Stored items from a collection
>> start

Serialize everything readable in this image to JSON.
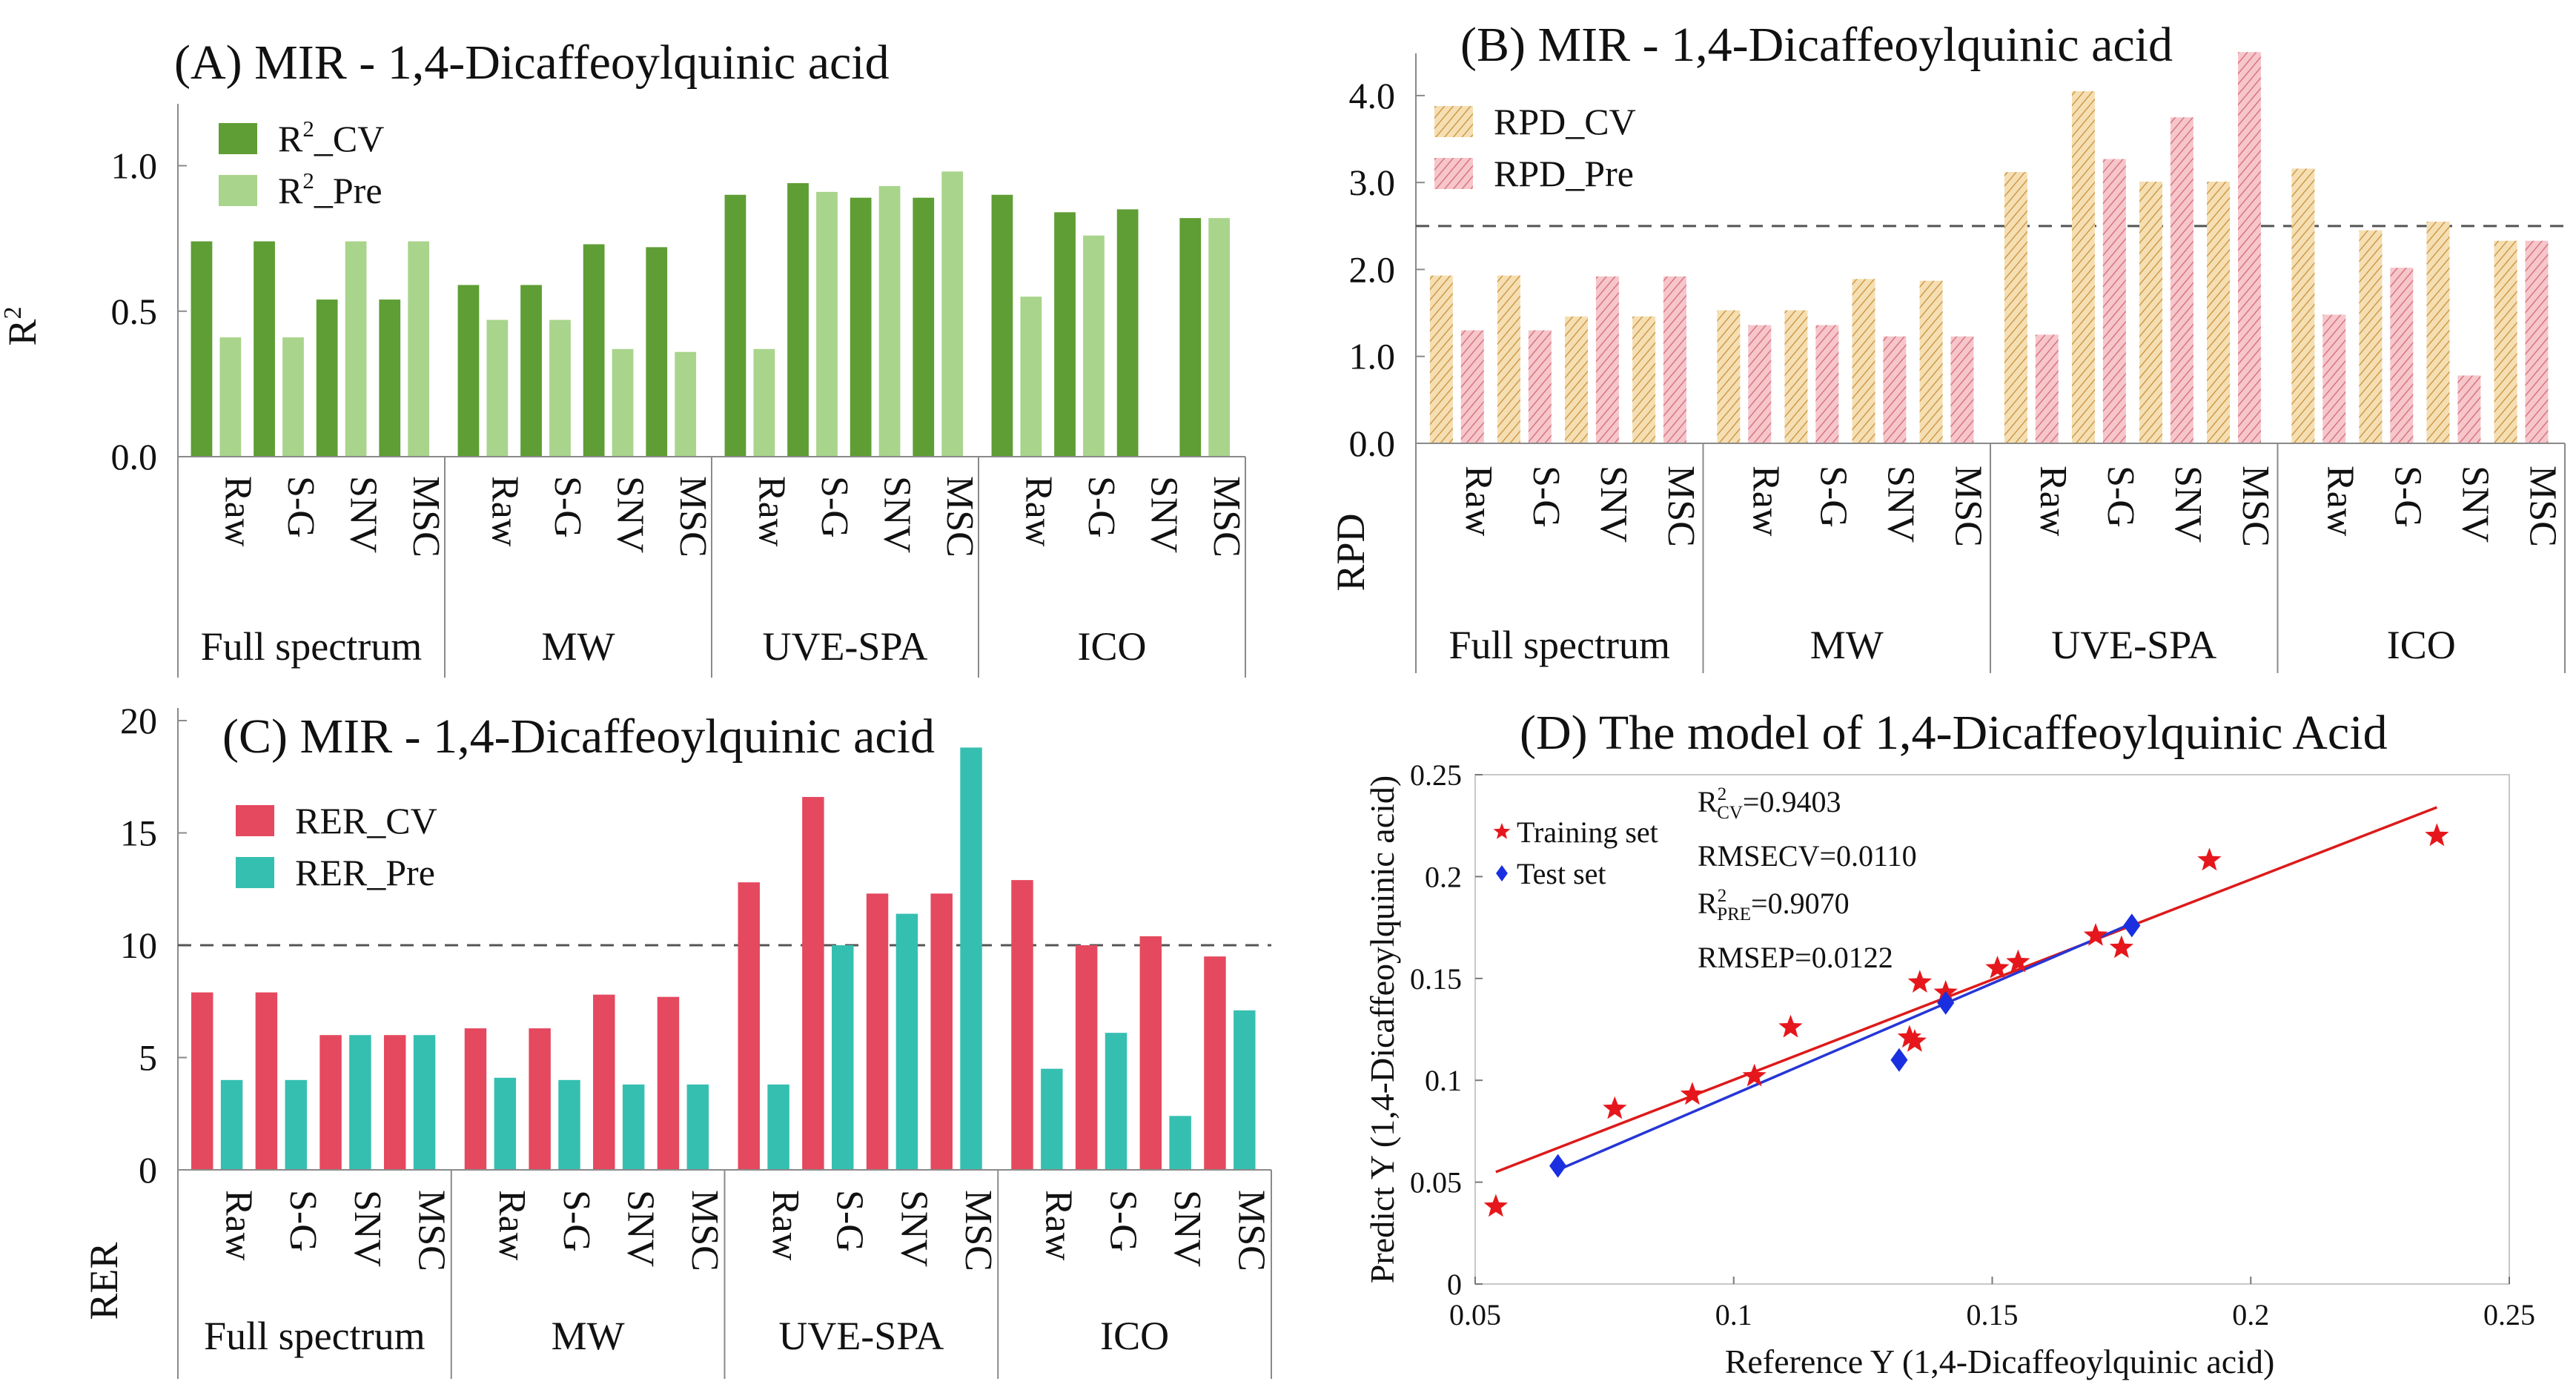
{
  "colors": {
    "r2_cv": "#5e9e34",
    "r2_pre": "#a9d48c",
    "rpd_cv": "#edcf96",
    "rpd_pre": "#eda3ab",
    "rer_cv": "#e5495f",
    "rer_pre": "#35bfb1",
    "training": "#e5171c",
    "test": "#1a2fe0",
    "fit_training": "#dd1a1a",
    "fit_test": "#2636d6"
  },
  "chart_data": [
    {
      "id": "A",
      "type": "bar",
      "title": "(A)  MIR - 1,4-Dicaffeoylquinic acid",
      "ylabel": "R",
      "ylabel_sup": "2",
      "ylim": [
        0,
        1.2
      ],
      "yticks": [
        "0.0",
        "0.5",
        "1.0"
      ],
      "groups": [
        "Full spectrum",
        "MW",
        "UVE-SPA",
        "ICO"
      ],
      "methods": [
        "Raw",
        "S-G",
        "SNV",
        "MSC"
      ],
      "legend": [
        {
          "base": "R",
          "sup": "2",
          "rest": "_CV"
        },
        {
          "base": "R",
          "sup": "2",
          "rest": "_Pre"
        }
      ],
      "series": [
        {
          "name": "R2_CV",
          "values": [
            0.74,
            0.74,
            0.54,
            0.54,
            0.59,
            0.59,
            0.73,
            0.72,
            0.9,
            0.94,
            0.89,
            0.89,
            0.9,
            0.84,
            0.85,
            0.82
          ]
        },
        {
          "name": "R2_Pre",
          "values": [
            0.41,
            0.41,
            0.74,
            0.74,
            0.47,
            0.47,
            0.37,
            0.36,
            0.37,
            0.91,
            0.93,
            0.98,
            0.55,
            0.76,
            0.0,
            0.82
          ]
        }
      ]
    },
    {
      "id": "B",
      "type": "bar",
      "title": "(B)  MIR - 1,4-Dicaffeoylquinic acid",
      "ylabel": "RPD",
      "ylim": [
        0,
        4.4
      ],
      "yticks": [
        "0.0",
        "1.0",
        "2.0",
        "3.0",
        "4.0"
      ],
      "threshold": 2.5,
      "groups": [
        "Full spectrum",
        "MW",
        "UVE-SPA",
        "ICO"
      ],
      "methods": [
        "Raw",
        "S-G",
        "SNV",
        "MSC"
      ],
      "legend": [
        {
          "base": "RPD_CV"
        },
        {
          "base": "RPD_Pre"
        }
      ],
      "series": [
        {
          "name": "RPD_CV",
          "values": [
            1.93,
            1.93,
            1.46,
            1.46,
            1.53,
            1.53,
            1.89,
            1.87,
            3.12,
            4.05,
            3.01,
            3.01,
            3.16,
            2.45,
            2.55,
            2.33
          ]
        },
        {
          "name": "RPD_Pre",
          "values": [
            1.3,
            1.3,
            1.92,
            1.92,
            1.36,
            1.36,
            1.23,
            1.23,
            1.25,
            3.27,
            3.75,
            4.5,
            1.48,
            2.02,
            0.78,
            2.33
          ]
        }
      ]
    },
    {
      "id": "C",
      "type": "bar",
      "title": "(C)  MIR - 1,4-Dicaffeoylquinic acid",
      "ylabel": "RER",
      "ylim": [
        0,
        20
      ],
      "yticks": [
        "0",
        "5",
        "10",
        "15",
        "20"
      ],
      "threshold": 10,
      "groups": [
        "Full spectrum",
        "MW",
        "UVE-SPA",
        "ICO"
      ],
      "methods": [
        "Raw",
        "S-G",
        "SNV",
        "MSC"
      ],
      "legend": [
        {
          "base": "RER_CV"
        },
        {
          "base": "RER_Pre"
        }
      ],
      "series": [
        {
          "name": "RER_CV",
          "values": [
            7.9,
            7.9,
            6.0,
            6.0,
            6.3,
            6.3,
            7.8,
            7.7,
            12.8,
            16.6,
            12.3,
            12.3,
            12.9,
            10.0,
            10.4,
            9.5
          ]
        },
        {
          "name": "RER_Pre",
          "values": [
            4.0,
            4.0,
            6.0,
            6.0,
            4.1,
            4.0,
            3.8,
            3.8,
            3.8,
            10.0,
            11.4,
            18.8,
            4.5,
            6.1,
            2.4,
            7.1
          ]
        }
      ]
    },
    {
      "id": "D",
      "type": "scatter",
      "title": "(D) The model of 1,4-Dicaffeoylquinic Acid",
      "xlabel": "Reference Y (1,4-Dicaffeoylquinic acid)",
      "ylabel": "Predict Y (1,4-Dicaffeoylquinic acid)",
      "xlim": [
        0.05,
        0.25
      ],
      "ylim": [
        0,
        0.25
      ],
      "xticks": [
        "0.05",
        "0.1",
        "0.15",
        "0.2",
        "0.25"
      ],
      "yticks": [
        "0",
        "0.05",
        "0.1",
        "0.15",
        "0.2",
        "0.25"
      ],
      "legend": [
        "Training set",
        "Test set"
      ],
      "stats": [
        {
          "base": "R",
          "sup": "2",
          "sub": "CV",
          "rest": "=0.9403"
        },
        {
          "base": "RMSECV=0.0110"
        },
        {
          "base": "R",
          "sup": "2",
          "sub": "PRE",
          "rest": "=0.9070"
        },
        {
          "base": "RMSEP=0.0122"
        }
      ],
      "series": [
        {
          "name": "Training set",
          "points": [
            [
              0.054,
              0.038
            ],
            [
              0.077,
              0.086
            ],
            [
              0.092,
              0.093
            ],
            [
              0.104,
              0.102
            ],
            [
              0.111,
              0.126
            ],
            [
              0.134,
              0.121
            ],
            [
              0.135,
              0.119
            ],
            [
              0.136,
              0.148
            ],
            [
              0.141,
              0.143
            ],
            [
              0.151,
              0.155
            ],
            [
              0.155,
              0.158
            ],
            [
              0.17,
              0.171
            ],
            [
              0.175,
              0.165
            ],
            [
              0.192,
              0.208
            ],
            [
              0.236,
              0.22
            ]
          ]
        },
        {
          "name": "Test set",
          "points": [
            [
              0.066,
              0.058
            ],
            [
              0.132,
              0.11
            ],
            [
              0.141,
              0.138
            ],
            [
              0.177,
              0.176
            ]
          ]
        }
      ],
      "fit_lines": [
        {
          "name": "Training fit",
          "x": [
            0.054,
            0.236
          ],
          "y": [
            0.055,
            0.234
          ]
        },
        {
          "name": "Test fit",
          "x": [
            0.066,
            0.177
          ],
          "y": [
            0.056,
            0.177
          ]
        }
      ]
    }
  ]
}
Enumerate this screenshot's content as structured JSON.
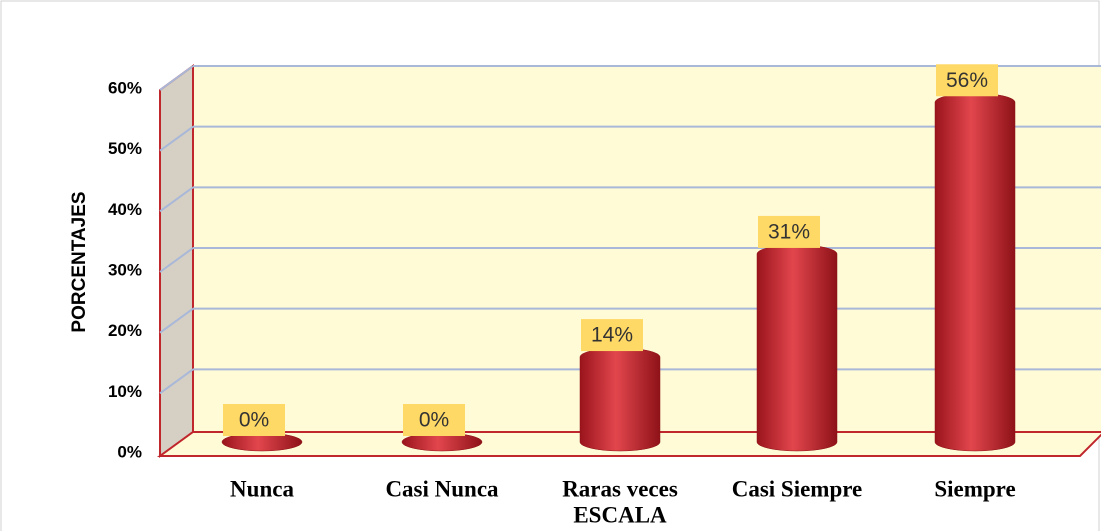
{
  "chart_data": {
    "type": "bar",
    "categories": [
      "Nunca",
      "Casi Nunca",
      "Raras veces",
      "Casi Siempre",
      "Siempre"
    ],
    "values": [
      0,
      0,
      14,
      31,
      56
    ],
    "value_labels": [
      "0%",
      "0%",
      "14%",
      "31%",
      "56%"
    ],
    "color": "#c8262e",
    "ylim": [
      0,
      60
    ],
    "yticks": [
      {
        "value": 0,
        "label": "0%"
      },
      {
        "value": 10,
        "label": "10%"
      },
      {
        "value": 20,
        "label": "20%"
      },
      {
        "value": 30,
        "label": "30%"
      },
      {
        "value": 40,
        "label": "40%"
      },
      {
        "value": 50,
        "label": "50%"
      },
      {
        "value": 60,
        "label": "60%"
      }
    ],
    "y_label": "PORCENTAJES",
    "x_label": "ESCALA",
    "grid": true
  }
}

>> end

Exercise aim >> Without the pictures, write out all of the material exactly.

Solution >>
Serialize everything readable in this image to JSON.
{
  "colors": {
    "r2_cv": "#5e9e34",
    "r2_pre": "#a9d48c",
    "rpd_cv": "#edcf96",
    "rpd_pre": "#eda3ab",
    "rer_cv": "#e5495f",
    "rer_pre": "#35bfb1",
    "training": "#e5171c",
    "test": "#1a2fe0",
    "fit_training": "#dd1a1a",
    "fit_test": "#2636d6"
  },
  "chart_data": [
    {
      "id": "A",
      "type": "bar",
      "title": "(A)  MIR - 1,4-Dicaffeoylquinic acid",
      "ylabel": "R",
      "ylabel_sup": "2",
      "ylim": [
        0,
        1.2
      ],
      "yticks": [
        "0.0",
        "0.5",
        "1.0"
      ],
      "groups": [
        "Full spectrum",
        "MW",
        "UVE-SPA",
        "ICO"
      ],
      "methods": [
        "Raw",
        "S-G",
        "SNV",
        "MSC"
      ],
      "legend": [
        {
          "base": "R",
          "sup": "2",
          "rest": "_CV"
        },
        {
          "base": "R",
          "sup": "2",
          "rest": "_Pre"
        }
      ],
      "series": [
        {
          "name": "R2_CV",
          "values": [
            0.74,
            0.74,
            0.54,
            0.54,
            0.59,
            0.59,
            0.73,
            0.72,
            0.9,
            0.94,
            0.89,
            0.89,
            0.9,
            0.84,
            0.85,
            0.82
          ]
        },
        {
          "name": "R2_Pre",
          "values": [
            0.41,
            0.41,
            0.74,
            0.74,
            0.47,
            0.47,
            0.37,
            0.36,
            0.37,
            0.91,
            0.93,
            0.98,
            0.55,
            0.76,
            0.0,
            0.82
          ]
        }
      ]
    },
    {
      "id": "B",
      "type": "bar",
      "title": "(B)  MIR - 1,4-Dicaffeoylquinic acid",
      "ylabel": "RPD",
      "ylim": [
        0,
        4.4
      ],
      "yticks": [
        "0.0",
        "1.0",
        "2.0",
        "3.0",
        "4.0"
      ],
      "threshold": 2.5,
      "groups": [
        "Full spectrum",
        "MW",
        "UVE-SPA",
        "ICO"
      ],
      "methods": [
        "Raw",
        "S-G",
        "SNV",
        "MSC"
      ],
      "legend": [
        {
          "base": "RPD_CV"
        },
        {
          "base": "RPD_Pre"
        }
      ],
      "series": [
        {
          "name": "RPD_CV",
          "values": [
            1.93,
            1.93,
            1.46,
            1.46,
            1.53,
            1.53,
            1.89,
            1.87,
            3.12,
            4.05,
            3.01,
            3.01,
            3.16,
            2.45,
            2.55,
            2.33
          ]
        },
        {
          "name": "RPD_Pre",
          "values": [
            1.3,
            1.3,
            1.92,
            1.92,
            1.36,
            1.36,
            1.23,
            1.23,
            1.25,
            3.27,
            3.75,
            4.5,
            1.48,
            2.02,
            0.78,
            2.33
          ]
        }
      ]
    },
    {
      "id": "C",
      "type": "bar",
      "title": "(C)  MIR - 1,4-Dicaffeoylquinic acid",
      "ylabel": "RER",
      "ylim": [
        0,
        20
      ],
      "yticks": [
        "0",
        "5",
        "10",
        "15",
        "20"
      ],
      "threshold": 10,
      "groups": [
        "Full spectrum",
        "MW",
        "UVE-SPA",
        "ICO"
      ],
      "methods": [
        "Raw",
        "S-G",
        "SNV",
        "MSC"
      ],
      "legend": [
        {
          "base": "RER_CV"
        },
        {
          "base": "RER_Pre"
        }
      ],
      "series": [
        {
          "name": "RER_CV",
          "values": [
            7.9,
            7.9,
            6.0,
            6.0,
            6.3,
            6.3,
            7.8,
            7.7,
            12.8,
            16.6,
            12.3,
            12.3,
            12.9,
            10.0,
            10.4,
            9.5
          ]
        },
        {
          "name": "RER_Pre",
          "values": [
            4.0,
            4.0,
            6.0,
            6.0,
            4.1,
            4.0,
            3.8,
            3.8,
            3.8,
            10.0,
            11.4,
            18.8,
            4.5,
            6.1,
            2.4,
            7.1
          ]
        }
      ]
    },
    {
      "id": "D",
      "type": "scatter",
      "title": "(D) The model of 1,4-Dicaffeoylquinic Acid",
      "xlabel": "Reference Y (1,4-Dicaffeoylquinic acid)",
      "ylabel": "Predict Y (1,4-Dicaffeoylquinic acid)",
      "xlim": [
        0.05,
        0.25
      ],
      "ylim": [
        0,
        0.25
      ],
      "xticks": [
        "0.05",
        "0.1",
        "0.15",
        "0.2",
        "0.25"
      ],
      "yticks": [
        "0",
        "0.05",
        "0.1",
        "0.15",
        "0.2",
        "0.25"
      ],
      "legend": [
        "Training set",
        "Test set"
      ],
      "stats": [
        {
          "base": "R",
          "sup": "2",
          "sub": "CV",
          "rest": "=0.9403"
        },
        {
          "base": "RMSECV=0.0110"
        },
        {
          "base": "R",
          "sup": "2",
          "sub": "PRE",
          "rest": "=0.9070"
        },
        {
          "base": "RMSEP=0.0122"
        }
      ],
      "series": [
        {
          "name": "Training set",
          "points": [
            [
              0.054,
              0.038
            ],
            [
              0.077,
              0.086
            ],
            [
              0.092,
              0.093
            ],
            [
              0.104,
              0.102
            ],
            [
              0.111,
              0.126
            ],
            [
              0.134,
              0.121
            ],
            [
              0.135,
              0.119
            ],
            [
              0.136,
              0.148
            ],
            [
              0.141,
              0.143
            ],
            [
              0.151,
              0.155
            ],
            [
              0.155,
              0.158
            ],
            [
              0.17,
              0.171
            ],
            [
              0.175,
              0.165
            ],
            [
              0.192,
              0.208
            ],
            [
              0.236,
              0.22
            ]
          ]
        },
        {
          "name": "Test set",
          "points": [
            [
              0.066,
              0.058
            ],
            [
              0.132,
              0.11
            ],
            [
              0.141,
              0.138
            ],
            [
              0.177,
              0.176
            ]
          ]
        }
      ],
      "fit_lines": [
        {
          "name": "Training fit",
          "x": [
            0.054,
            0.236
          ],
          "y": [
            0.055,
            0.234
          ]
        },
        {
          "name": "Test fit",
          "x": [
            0.066,
            0.177
          ],
          "y": [
            0.056,
            0.177
          ]
        }
      ]
    }
  ]
}
Enumerate this screenshot's content as structured JSON.
{
  "chart_data": {
    "type": "bar",
    "categories": [
      "Nunca",
      "Casi Nunca",
      "Raras veces",
      "Casi Siempre",
      "Siempre"
    ],
    "values": [
      0,
      0,
      14,
      31,
      56
    ],
    "value_labels": [
      "0%",
      "0%",
      "14%",
      "31%",
      "56%"
    ],
    "color": "#c8262e",
    "ylim": [
      0,
      60
    ],
    "yticks": [
      {
        "value": 0,
        "label": "0%"
      },
      {
        "value": 10,
        "label": "10%"
      },
      {
        "value": 20,
        "label": "20%"
      },
      {
        "value": 30,
        "label": "30%"
      },
      {
        "value": 40,
        "label": "40%"
      },
      {
        "value": 50,
        "label": "50%"
      },
      {
        "value": 60,
        "label": "60%"
      }
    ],
    "y_label": "PORCENTAJES",
    "x_label": "ESCALA",
    "grid": true
  }
}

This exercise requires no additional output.